> **Work to complete**:
For the records below, give the count of lines holding the word "падения" and nothing more.

════════

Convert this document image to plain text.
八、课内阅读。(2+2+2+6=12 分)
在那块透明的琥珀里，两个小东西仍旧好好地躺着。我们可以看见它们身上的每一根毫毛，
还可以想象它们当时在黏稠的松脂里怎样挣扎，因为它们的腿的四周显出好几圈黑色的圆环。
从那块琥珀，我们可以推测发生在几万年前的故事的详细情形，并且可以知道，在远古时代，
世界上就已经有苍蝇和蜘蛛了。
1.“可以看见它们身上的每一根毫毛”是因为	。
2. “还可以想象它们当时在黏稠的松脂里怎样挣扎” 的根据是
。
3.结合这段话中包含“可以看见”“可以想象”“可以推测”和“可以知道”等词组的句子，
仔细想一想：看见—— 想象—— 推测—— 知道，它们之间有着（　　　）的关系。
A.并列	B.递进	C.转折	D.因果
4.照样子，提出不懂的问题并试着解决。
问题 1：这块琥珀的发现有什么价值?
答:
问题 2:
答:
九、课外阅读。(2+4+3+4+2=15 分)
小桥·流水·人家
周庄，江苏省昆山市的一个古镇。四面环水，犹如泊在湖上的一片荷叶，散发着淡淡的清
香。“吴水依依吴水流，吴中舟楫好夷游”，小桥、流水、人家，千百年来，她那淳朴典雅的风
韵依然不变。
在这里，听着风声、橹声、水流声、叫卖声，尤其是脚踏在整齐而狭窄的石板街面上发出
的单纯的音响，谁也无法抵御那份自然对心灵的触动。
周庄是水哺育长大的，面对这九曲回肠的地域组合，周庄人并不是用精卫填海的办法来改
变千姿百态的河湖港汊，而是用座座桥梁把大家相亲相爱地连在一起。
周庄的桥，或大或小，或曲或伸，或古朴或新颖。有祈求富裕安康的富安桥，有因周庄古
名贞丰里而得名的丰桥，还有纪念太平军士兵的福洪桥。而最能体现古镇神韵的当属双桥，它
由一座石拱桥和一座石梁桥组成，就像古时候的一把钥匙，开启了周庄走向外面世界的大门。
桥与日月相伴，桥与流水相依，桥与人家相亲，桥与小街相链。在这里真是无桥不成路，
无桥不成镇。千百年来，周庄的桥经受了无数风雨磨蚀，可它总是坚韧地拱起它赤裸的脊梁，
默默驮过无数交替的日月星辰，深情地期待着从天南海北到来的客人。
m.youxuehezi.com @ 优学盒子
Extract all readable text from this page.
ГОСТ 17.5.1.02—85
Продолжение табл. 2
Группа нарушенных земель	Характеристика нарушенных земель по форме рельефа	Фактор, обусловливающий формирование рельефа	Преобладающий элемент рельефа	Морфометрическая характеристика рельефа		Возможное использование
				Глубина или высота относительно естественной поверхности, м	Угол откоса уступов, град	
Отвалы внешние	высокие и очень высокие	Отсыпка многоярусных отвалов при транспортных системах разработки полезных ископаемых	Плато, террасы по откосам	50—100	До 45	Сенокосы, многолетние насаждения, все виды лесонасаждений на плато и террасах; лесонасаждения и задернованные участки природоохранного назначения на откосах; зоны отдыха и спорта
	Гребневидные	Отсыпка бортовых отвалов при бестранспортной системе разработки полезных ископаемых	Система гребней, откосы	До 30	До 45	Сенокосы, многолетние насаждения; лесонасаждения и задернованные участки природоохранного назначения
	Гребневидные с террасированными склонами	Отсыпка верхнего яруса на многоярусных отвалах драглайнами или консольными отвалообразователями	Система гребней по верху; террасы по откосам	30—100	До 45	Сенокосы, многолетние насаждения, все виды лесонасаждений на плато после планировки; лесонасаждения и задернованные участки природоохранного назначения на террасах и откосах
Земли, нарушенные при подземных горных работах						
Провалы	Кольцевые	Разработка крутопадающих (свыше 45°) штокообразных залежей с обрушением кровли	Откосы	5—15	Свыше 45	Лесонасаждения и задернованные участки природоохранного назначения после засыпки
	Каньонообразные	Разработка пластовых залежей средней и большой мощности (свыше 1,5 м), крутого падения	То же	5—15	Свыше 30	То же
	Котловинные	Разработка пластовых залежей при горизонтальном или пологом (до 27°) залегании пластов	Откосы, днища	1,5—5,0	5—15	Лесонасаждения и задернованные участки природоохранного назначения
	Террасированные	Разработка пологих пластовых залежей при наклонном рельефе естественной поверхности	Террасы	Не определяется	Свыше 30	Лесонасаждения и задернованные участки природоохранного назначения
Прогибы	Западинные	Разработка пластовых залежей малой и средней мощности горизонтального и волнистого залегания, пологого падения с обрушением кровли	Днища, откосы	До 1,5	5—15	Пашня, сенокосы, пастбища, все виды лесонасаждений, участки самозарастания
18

════════

> **Output of the exercise**:
2